Problem:
Copy out every line of the items below, keeping each one unchanged.
** START OF Information provided **
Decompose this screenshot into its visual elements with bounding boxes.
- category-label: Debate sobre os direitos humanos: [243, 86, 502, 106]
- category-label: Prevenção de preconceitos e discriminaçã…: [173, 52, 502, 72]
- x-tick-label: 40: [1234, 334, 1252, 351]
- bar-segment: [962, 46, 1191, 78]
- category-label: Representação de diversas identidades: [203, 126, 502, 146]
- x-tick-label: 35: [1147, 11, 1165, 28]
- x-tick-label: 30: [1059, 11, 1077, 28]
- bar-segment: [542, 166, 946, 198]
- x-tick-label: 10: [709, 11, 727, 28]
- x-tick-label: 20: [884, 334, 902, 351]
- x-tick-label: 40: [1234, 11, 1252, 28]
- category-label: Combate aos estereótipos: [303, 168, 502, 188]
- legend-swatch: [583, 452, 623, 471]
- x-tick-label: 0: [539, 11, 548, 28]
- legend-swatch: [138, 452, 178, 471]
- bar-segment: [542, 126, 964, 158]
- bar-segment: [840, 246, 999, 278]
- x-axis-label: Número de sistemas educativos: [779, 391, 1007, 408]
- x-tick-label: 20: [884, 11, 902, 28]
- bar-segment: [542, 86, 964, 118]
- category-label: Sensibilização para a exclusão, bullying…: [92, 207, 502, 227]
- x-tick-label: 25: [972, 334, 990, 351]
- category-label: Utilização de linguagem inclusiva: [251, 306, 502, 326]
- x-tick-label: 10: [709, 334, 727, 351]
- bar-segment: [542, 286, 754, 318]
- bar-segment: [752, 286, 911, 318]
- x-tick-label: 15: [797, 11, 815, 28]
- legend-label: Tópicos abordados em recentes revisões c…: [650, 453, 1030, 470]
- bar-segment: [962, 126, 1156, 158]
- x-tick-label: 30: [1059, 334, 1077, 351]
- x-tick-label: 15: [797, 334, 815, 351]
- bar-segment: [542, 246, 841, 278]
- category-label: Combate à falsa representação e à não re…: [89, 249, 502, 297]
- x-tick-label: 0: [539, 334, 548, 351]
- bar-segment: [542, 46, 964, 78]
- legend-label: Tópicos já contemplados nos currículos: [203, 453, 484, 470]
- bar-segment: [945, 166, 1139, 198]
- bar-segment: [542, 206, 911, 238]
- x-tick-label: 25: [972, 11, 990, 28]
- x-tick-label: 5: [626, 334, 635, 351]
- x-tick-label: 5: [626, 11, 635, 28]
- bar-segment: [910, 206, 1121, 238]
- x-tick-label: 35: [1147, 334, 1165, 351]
** END OF Information provided **
Answer to the problem:
Decompose this screenshot into its visual elements with bounding boxes.
- category-label: Debate sobre os direitos humanos: [243, 86, 502, 106]
- category-label: Prevenção de preconceitos e discriminaçã…: [173, 52, 502, 72]
- x-tick-label: 40: [1234, 334, 1252, 351]
- bar-segment: [962, 46, 1191, 78]
- category-label: Representação de diversas identidades: [203, 126, 502, 146]
- x-tick-label: 35: [1147, 11, 1165, 28]
- x-tick-label: 30: [1059, 11, 1077, 28]
- bar-segment: [542, 166, 946, 198]
- x-tick-label: 10: [709, 11, 727, 28]
- x-tick-label: 20: [884, 334, 902, 351]
- x-tick-label: 40: [1234, 11, 1252, 28]
- category-label: Combate aos estereótipos: [303, 168, 502, 188]
- legend-swatch: [583, 452, 623, 471]
- x-tick-label: 0: [539, 11, 548, 28]
- legend-swatch: [138, 452, 178, 471]
- bar-segment: [542, 126, 964, 158]
- bar-segment: [840, 246, 999, 278]
- x-axis-label: Número de sistemas educativos: [779, 391, 1007, 408]
- x-tick-label: 20: [884, 11, 902, 28]
- bar-segment: [542, 86, 964, 118]
- category-label: Sensibilização para a exclusão, bullying…: [92, 207, 502, 227]
- x-tick-label: 25: [972, 334, 990, 351]
- category-label: Utilização de linguagem inclusiva: [251, 306, 502, 326]
- x-tick-label: 10: [709, 334, 727, 351]
- bar-segment: [542, 286, 754, 318]
- bar-segment: [752, 286, 911, 318]
- x-tick-label: 15: [797, 11, 815, 28]
- legend-label: Tópicos abordados em recentes revisões c…: [650, 453, 1030, 470]
- bar-segment: [962, 126, 1156, 158]
- x-tick-label: 30: [1059, 334, 1077, 351]
- x-tick-label: 15: [797, 334, 815, 351]
- bar-segment: [542, 246, 841, 278]
- category-label: Combate à falsa representação e à não re…: [89, 249, 502, 297]
- x-tick-label: 0: [539, 334, 548, 351]
- bar-segment: [542, 46, 964, 78]
- legend-label: Tópicos já contemplados nos currículos: [203, 453, 484, 470]
- bar-segment: [945, 166, 1139, 198]
- bar-segment: [542, 206, 911, 238]
- x-tick-label: 25: [972, 11, 990, 28]
- x-tick-label: 5: [626, 334, 635, 351]
- x-tick-label: 5: [626, 11, 635, 28]
- bar-segment: [910, 206, 1121, 238]
- x-tick-label: 35: [1147, 334, 1165, 351]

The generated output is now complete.